REQUIREMENT: Give the listing again exactly, omitting its images.

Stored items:
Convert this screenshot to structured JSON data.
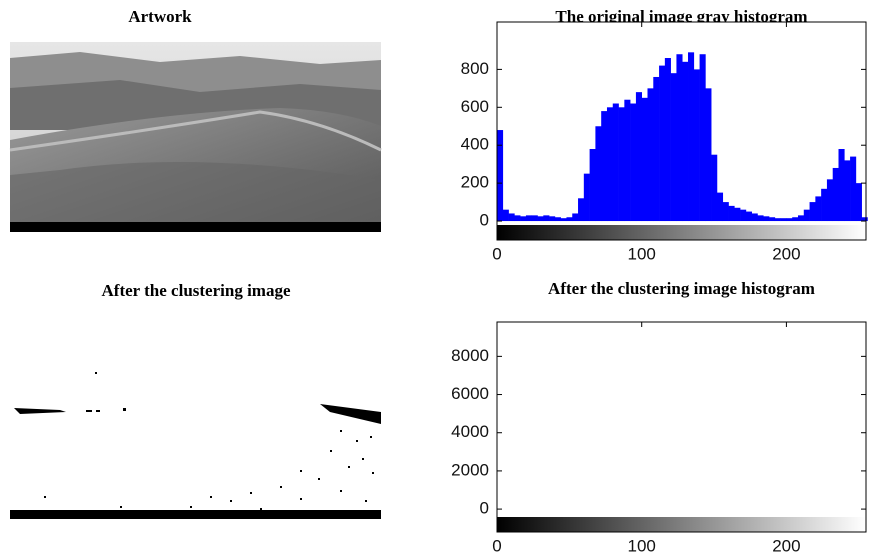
{
  "images": [
    {
      "title": "Artwork"
    },
    {
      "title": "After the clustering image"
    }
  ],
  "chart_data": [
    {
      "type": "histogram",
      "title": "The original image gray histogram",
      "color": "#0000ff",
      "bins": [
        0,
        4,
        8,
        12,
        16,
        20,
        24,
        28,
        32,
        36,
        40,
        44,
        48,
        52,
        56,
        60,
        64,
        68,
        72,
        76,
        80,
        84,
        88,
        92,
        96,
        100,
        104,
        108,
        112,
        116,
        120,
        124,
        128,
        132,
        136,
        140,
        144,
        148,
        152,
        156,
        160,
        164,
        168,
        172,
        176,
        180,
        184,
        188,
        192,
        196,
        200,
        204,
        208,
        212,
        216,
        220,
        224,
        228,
        232,
        236,
        240,
        244,
        248,
        252,
        256
      ],
      "values": [
        480,
        60,
        40,
        30,
        25,
        30,
        30,
        25,
        30,
        25,
        20,
        15,
        20,
        40,
        120,
        250,
        380,
        500,
        580,
        600,
        620,
        600,
        640,
        620,
        680,
        650,
        700,
        760,
        820,
        860,
        780,
        880,
        840,
        890,
        800,
        880,
        700,
        350,
        150,
        100,
        80,
        70,
        60,
        50,
        40,
        30,
        25,
        20,
        15,
        15,
        15,
        20,
        30,
        60,
        100,
        130,
        170,
        220,
        280,
        380,
        320,
        340,
        200,
        20
      ],
      "xlim": [
        0,
        255
      ],
      "xticks": [
        0,
        100,
        200
      ],
      "ylim": [
        -100,
        1050
      ],
      "yticks": [
        0,
        200,
        400,
        600,
        800
      ]
    },
    {
      "type": "histogram",
      "title": "After the clustering image histogram",
      "color": "#0000ff",
      "xlim": [
        0,
        255
      ],
      "xticks": [
        0,
        100,
        200
      ],
      "ylim": [
        -1200,
        9800
      ],
      "yticks": [
        0,
        2000,
        4000,
        6000,
        8000
      ]
    }
  ]
}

COMPLETE RESPONSE:
Convert this screenshot to structured JSON data.
{
  "images": [
    {
      "title": "Artwork"
    },
    {
      "title": "After the clustering image"
    }
  ],
  "chart_data": [
    {
      "type": "histogram",
      "title": "The original image gray histogram",
      "color": "#0000ff",
      "bins": [
        0,
        4,
        8,
        12,
        16,
        20,
        24,
        28,
        32,
        36,
        40,
        44,
        48,
        52,
        56,
        60,
        64,
        68,
        72,
        76,
        80,
        84,
        88,
        92,
        96,
        100,
        104,
        108,
        112,
        116,
        120,
        124,
        128,
        132,
        136,
        140,
        144,
        148,
        152,
        156,
        160,
        164,
        168,
        172,
        176,
        180,
        184,
        188,
        192,
        196,
        200,
        204,
        208,
        212,
        216,
        220,
        224,
        228,
        232,
        236,
        240,
        244,
        248,
        252,
        256
      ],
      "values": [
        480,
        60,
        40,
        30,
        25,
        30,
        30,
        25,
        30,
        25,
        20,
        15,
        20,
        40,
        120,
        250,
        380,
        500,
        580,
        600,
        620,
        600,
        640,
        620,
        680,
        650,
        700,
        760,
        820,
        860,
        780,
        880,
        840,
        890,
        800,
        880,
        700,
        350,
        150,
        100,
        80,
        70,
        60,
        50,
        40,
        30,
        25,
        20,
        15,
        15,
        15,
        20,
        30,
        60,
        100,
        130,
        170,
        220,
        280,
        380,
        320,
        340,
        200,
        20
      ],
      "xlim": [
        0,
        255
      ],
      "xticks": [
        0,
        100,
        200
      ],
      "ylim": [
        -100,
        1050
      ],
      "yticks": [
        0,
        200,
        400,
        600,
        800
      ]
    },
    {
      "type": "histogram",
      "title": "After the clustering image histogram",
      "color": "#0000ff",
      "xlim": [
        0,
        255
      ],
      "xticks": [
        0,
        100,
        200
      ],
      "ylim": [
        -1200,
        9800
      ],
      "yticks": [
        0,
        2000,
        4000,
        6000,
        8000
      ]
    }
  ]
}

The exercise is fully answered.